Petunjuk Latihan
(1) Sebutkan setiap orang yang disebut namanya dalam artikel tentang revisi PP telekomunikasi, masing-masing dengan jabatan yang dicantumkan artikel itu.
(2) Teruskan artikel tentang revisi PP telekomunikasi mulai setelah kalimat terakhirnya.

Baca berita dengan sedikit iklan, klik di sini
SUDAH hampir satu bulan para pelaku industri operator seluler menunggu kabar dari Darmin Nasution. Tapi, sejak Presiden Joko Widodo meminta Menteri Koordinator Perekonomian itu mengawal pembahasan ulang revisi rancangan Peraturan Pemerintah tentang Penyelenggaraan Telekomunikasi serta Peraturan Pemerintah tentang Penggunaan Spektrum Frekuensi Radio dan Orbit Satelit, aturan main mengenai peluang berbagi jaringan antaroperator belum ada kepastian.
"Kami masih mencoba review dulu sudah sejauh mana revisi sebelumnya," kata Darmin di kompleks Istana Kepresidenan, Kamis pekan lalu. Ia mengatakan kementeriannya masih memilah-milah draf revisi yang digarap Kementerian Komunikasi dan Informatika. Itu sebabnya ia belum menggelar rapat koordinasi dengan kementerian lain.
Darmin semestinya tak perlu ketiban tugas tambahan jika revisi Peraturan Pemerintah (PP) Nomor 52 Tahun 2000 tentang Penyelenggaraan Telekomunikasi serta PP Nomor 53 Tahun 2000 tentang Penggunaan Spektrum Frekuensi Radio dan Orbit Satelit bisa beres sebelum Lebaran. Jokowi sebenarnya tinggal menandatangani revisi dua peraturan pemerintah itu karena proses harmonisasi di Kementerian Hukum dan Hak Asasi Manusia sudah dilalui.
Persoalannya, revisi dua PP telekomunikasi ini batal diteken Jokowi. Gara-garanya, menurut sejumlah pelaku industri telekomunikasi yang mengikuti proses ini, Sekretariat Negara menerima surat dari Menteri Badan Usaha Milik Negara Rini Soemarno tertanggal 15 Juni 2016. Isinya: meminta agar pembahasan revisi kedua aturan ini melibatkan Kementerian BUMN dan PT Telekomunikasi Indonesia (Persero) Tbk sebelum diajukan ke Presiden.
Surat Rini bernomor S-354/MBU/06/2016 itu tak panjang-lebar. Berisi empat poin, ia menegaskan kontribusi besar PT Telkom sebagai BUMN dan anak usahanya, PT Telekomunikasi Selular (Telkomsel), di sektor telekomunikasi. Menurut dia, kedua perusahaan ini sudah melayani jaringan telekomunikasi di hampir semua daerah dan desa di Indonesia.
Karena itu, menurut Rini, rencana pemerintah membuka peluang menyewakan jaringan dan spektrum frekuensi radio bisa berdampak negatif. Rini juga menulis kebijakan baru ini berpeluang memunculkan praktek jual-beli spektrum yang merupakan sumber daya alam sangat terbatas.

(Anotasi elemen tata letak)
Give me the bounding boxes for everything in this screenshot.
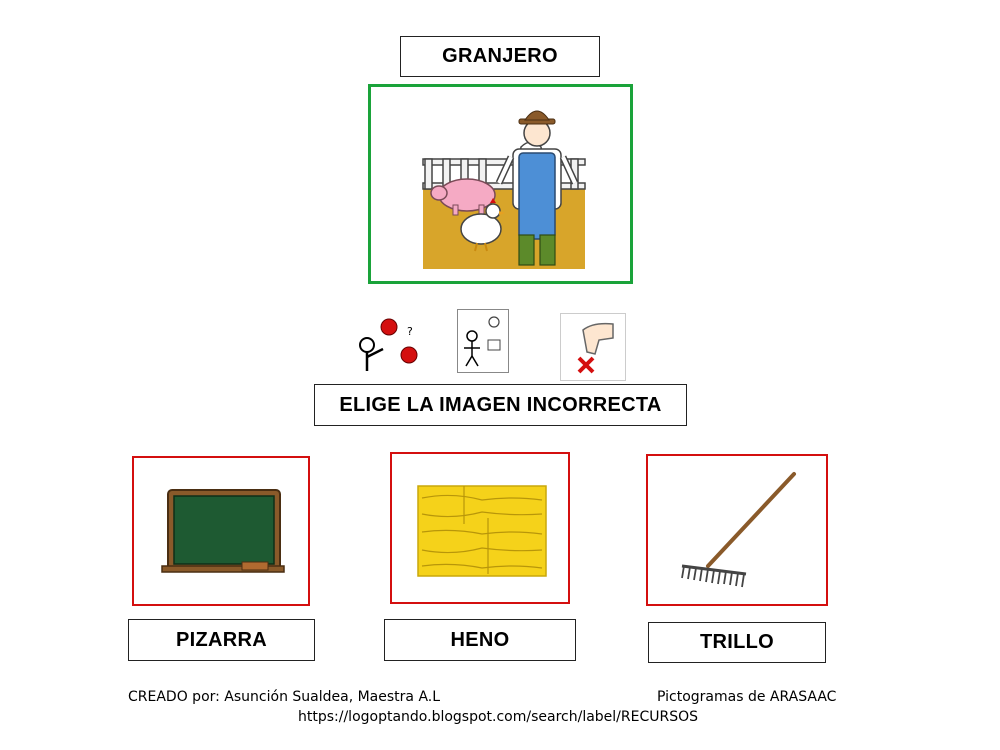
footer-pictograms: Pictogramas de ARASAAC xyxy=(657,689,837,705)
picture-card-icon-box xyxy=(457,309,509,373)
footer-credit: CREADO por: Asunción Sualdea, Maestra A.… xyxy=(128,689,441,705)
incorrect-icon-box xyxy=(560,313,626,381)
title-label: GRANJERO xyxy=(400,36,600,77)
farmer-icon xyxy=(422,110,586,269)
option-label-pizarra: PIZARRA xyxy=(128,619,315,661)
option-card-heno[interactable] xyxy=(390,452,570,604)
picture-card-icon xyxy=(464,316,501,367)
main-picture-card xyxy=(368,84,633,284)
choose-icon-box: ? xyxy=(355,315,427,375)
option-label-trillo: TRILLO xyxy=(648,622,826,663)
chalkboard-icon xyxy=(161,489,285,573)
incorrect-icon xyxy=(577,322,614,374)
choose-icon: ? xyxy=(359,318,418,371)
option-card-pizarra[interactable] xyxy=(132,456,310,606)
instruction-label: ELIGE LA IMAGEN INCORRECTA xyxy=(314,384,687,426)
footer-url[interactable]: https://logoptando.blogspot.com/search/l… xyxy=(298,709,699,725)
option-card-trillo[interactable] xyxy=(646,454,828,606)
rake-icon xyxy=(681,472,796,588)
option-label-heno: HENO xyxy=(384,619,576,661)
svg-text:?: ? xyxy=(407,325,413,338)
hay-bale-icon xyxy=(417,485,547,577)
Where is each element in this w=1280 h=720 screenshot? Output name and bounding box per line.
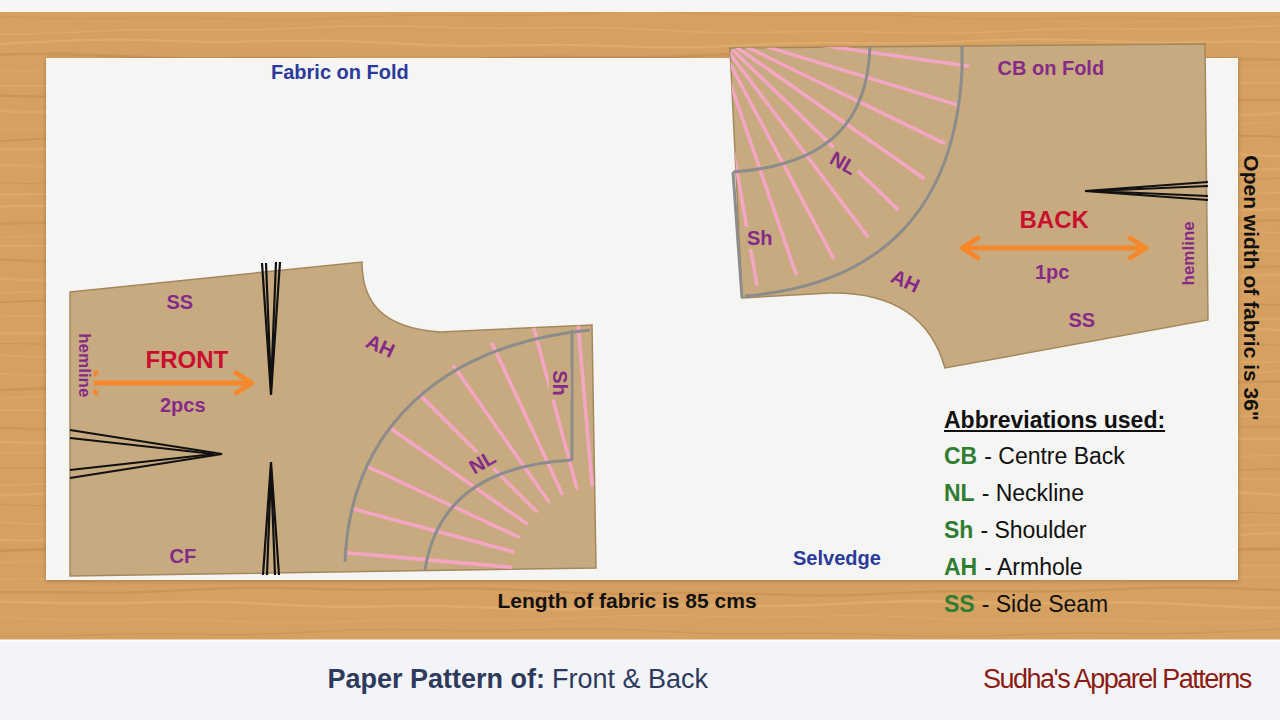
brand-mark: Sudha's Apparel Patterns [983,664,1251,695]
part-label: Sh [744,227,776,249]
piece-name: FRONT [143,347,232,373]
slash-line [734,51,898,209]
top-strip [0,0,1280,12]
arrow-head [1130,238,1146,258]
width-note: Open width of fabric is 36" [1239,155,1263,421]
part-label: hemline [1180,218,1199,288]
fold-note: Fabric on Fold [271,61,409,83]
arrow-head [236,373,252,393]
pattern-line [571,330,574,460]
part-label: Sh [549,367,571,399]
abbreviation-meaning: - Side Seam [982,591,1109,617]
paper-outline [70,262,596,576]
pattern-line [745,46,962,296]
footer-rule [0,640,1280,642]
part-label: SS [164,291,197,313]
pattern-line [733,172,742,298]
abbreviation: SS [944,591,975,617]
grain-line [0,12,1280,20]
footer-bar [0,640,1280,720]
slash-line [578,321,592,485]
length-note: Length of fabric is 85 cms [498,589,757,613]
back-pattern-piece: CB on FoldNLShBACK1pcAHhemlineSS [724,38,1214,374]
wood-table [0,0,1280,640]
pattern-drawing [70,262,596,576]
dart-line [267,470,275,575]
pattern-line [345,330,590,562]
abbrev-row: Sh - Shoulder [944,517,1087,543]
pattern-drawing [717,34,1208,368]
dart-line [262,262,280,395]
abbrev-row: SS - Side Seam [944,591,1108,617]
grain-line [0,629,1280,637]
abbreviation: NL [944,480,975,506]
front-pattern-piece: SSAHhemlineFRONT2pcsNLShCF [64,254,602,582]
pattern-line [425,460,572,570]
caption-lead: Paper Pattern of: [328,664,546,695]
grain-arrow [80,373,252,393]
dart-line [263,462,279,575]
abbrev-row: NL - Neckline [944,480,1084,506]
part-label: CB on Fold [995,57,1108,79]
abbreviation: CB [944,443,977,469]
piece-count: 2pcs [157,394,209,416]
dart-line [1085,182,1208,200]
piece-name: BACK [1017,207,1092,233]
slash-line [722,58,796,274]
grain-arrow [962,238,1146,258]
part-label: SS [1066,309,1099,331]
arrow-shaft [965,246,1143,251]
part-label: CF [167,545,200,567]
piece-count: 1pc [1032,261,1072,283]
abbrev-heading: Abbreviations used: [944,407,1165,433]
paper-outline [730,44,1208,368]
slash-line [420,395,537,512]
abbreviation-meaning: - Neckline [982,480,1084,506]
arrow-shaft [83,381,249,386]
dart-line [1093,186,1208,196]
abbreviation-meaning: - Centre Back [984,443,1125,469]
abbreviation: Sh [944,517,973,543]
abbreviation-meaning: - Shoulder [980,517,1086,543]
dimension-note: Length of fabric is 85 cms [498,589,757,613]
caption-row: Paper Pattern of:Front & Back [328,664,709,695]
wood-grain [0,12,1280,637]
dart-line [266,262,276,388]
abbrev-row: AH - Armhole [944,554,1083,580]
piece-shape [724,38,1214,374]
abbreviation-meaning: - Armhole [984,554,1082,580]
grain-line [0,25,1280,33]
watermark: Sudha's Apparel Patterns [983,664,1251,695]
caption-text: Front & Back [552,664,708,695]
dart-line [70,438,214,470]
dimension-note: Open width of fabric is 36" [1239,155,1263,421]
arrow-head [962,238,978,258]
part-label: hemline [75,330,94,400]
slash-line [354,509,513,552]
legend-heading: Abbreviations used: [944,407,1165,433]
abbrev-row: CB - Centre Back [944,443,1125,469]
piece-shape [64,254,602,582]
abbreviation: AH [944,554,977,580]
dart-line [70,430,222,478]
selvedge-note: Selvedge [793,547,881,569]
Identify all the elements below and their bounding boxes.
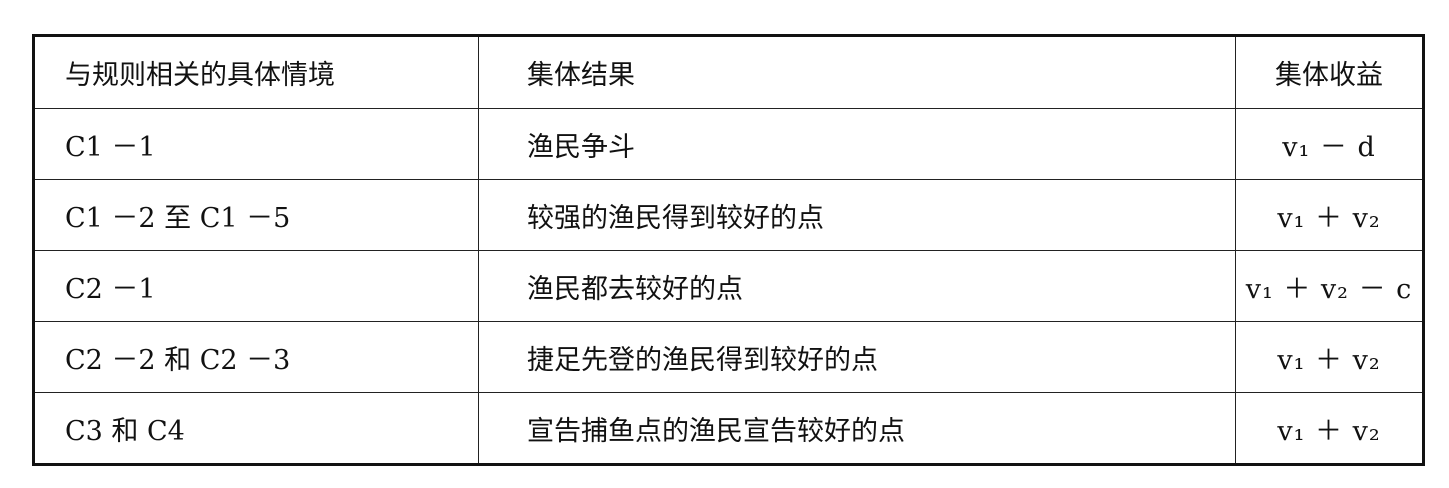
cell-result: 较强的渔民得到较好的点 — [478, 179, 1236, 251]
cell-situation: C3 和 C4 — [32, 392, 479, 466]
rules-payoff-table: 与规则相关的具体情境 集体结果 集体收益 C1 －1 渔民争斗 v₁ － d C… — [32, 34, 1425, 466]
cell-payoff: v₁ ＋ v₂ — [1235, 321, 1425, 393]
cell-result: 渔民都去较好的点 — [478, 250, 1236, 322]
table-row: C2 －2 和 C2 －3 捷足先登的渔民得到较好的点 v₁ ＋ v₂ — [32, 321, 1425, 393]
table-row: C1 －1 渔民争斗 v₁ － d — [32, 108, 1425, 180]
cell-situation: C1 －2 至 C1 －5 — [32, 179, 479, 251]
header-result: 集体结果 — [478, 34, 1236, 109]
cell-payoff: v₁ ＋ v₂ － c — [1235, 250, 1425, 322]
cell-payoff: v₁ ＋ v₂ — [1235, 179, 1425, 251]
cell-result: 渔民争斗 — [478, 108, 1236, 180]
table-row: C2 －1 渔民都去较好的点 v₁ ＋ v₂ － c — [32, 250, 1425, 322]
header-situation: 与规则相关的具体情境 — [32, 34, 479, 109]
table-header-row: 与规则相关的具体情境 集体结果 集体收益 — [32, 34, 1425, 109]
cell-result: 捷足先登的渔民得到较好的点 — [478, 321, 1236, 393]
cell-situation: C2 －2 和 C2 －3 — [32, 321, 479, 393]
cell-situation: C1 －1 — [32, 108, 479, 180]
table-row: C3 和 C4 宣告捕鱼点的渔民宣告较好的点 v₁ ＋ v₂ — [32, 392, 1425, 466]
table-row: C1 －2 至 C1 －5 较强的渔民得到较好的点 v₁ ＋ v₂ — [32, 179, 1425, 251]
cell-situation: C2 －1 — [32, 250, 479, 322]
cell-payoff: v₁ ＋ v₂ — [1235, 392, 1425, 466]
header-payoff: 集体收益 — [1235, 34, 1425, 109]
cell-result: 宣告捕鱼点的渔民宣告较好的点 — [478, 392, 1236, 466]
cell-payoff: v₁ － d — [1235, 108, 1425, 180]
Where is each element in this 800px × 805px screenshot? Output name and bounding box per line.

Hasil Tiap Tugas
(1)
- Darmin Nasution: Menteri Koordinator Perekonomian
- Joko Widodo (Jokowi): Presiden
- Rini Soemarno: Menteri Badan Usaha Milik Negara

(2)
Surat Rini ke Istana serta batalnya pengesahan naskah revisi PP 52 dan 53 memantik kecurigaan pelaku industri telekomunikasi. Apalagi PT Telkom sejak awal keberatan jika kebijakan berbagi jaringan terealisasi. "Soalnya ada operator yang mau sewa jaringan backbone milik Telkom di Maluku, tapi tidak diberikan dengan alasan kabel optik belum siap," ujar seorang petinggi perusahaan telekomunikasi. Sementara itu, Telkomsel bisa menggunakan jaringan yang sama untuk layanan akses 4G di lokasi tersebut.
Telkom membantah berniat menjegal revisi peraturan pemerintah tersebut. Menurut VP Corporate Communication Telkom Arif Prabowo, sebagai perusahaan jaringan, Telkom tak berusaha mempersulit operator lain. "Kerja sama dengan operator lain itu merupakan business to business," kata Arif, Kamis pekan lalu.
Direktur Utama Telkomsel Ririek Adriansyah tak tahu ada surat dari Kementerian BUMN ke Istana. "Soal surat itu, konfirmasi saja ke pihak Kominfo (Kementerian Komunikasi dan Informatika)," ujar Ririek saat ditemui di Bandung, Kamis pekan lalu.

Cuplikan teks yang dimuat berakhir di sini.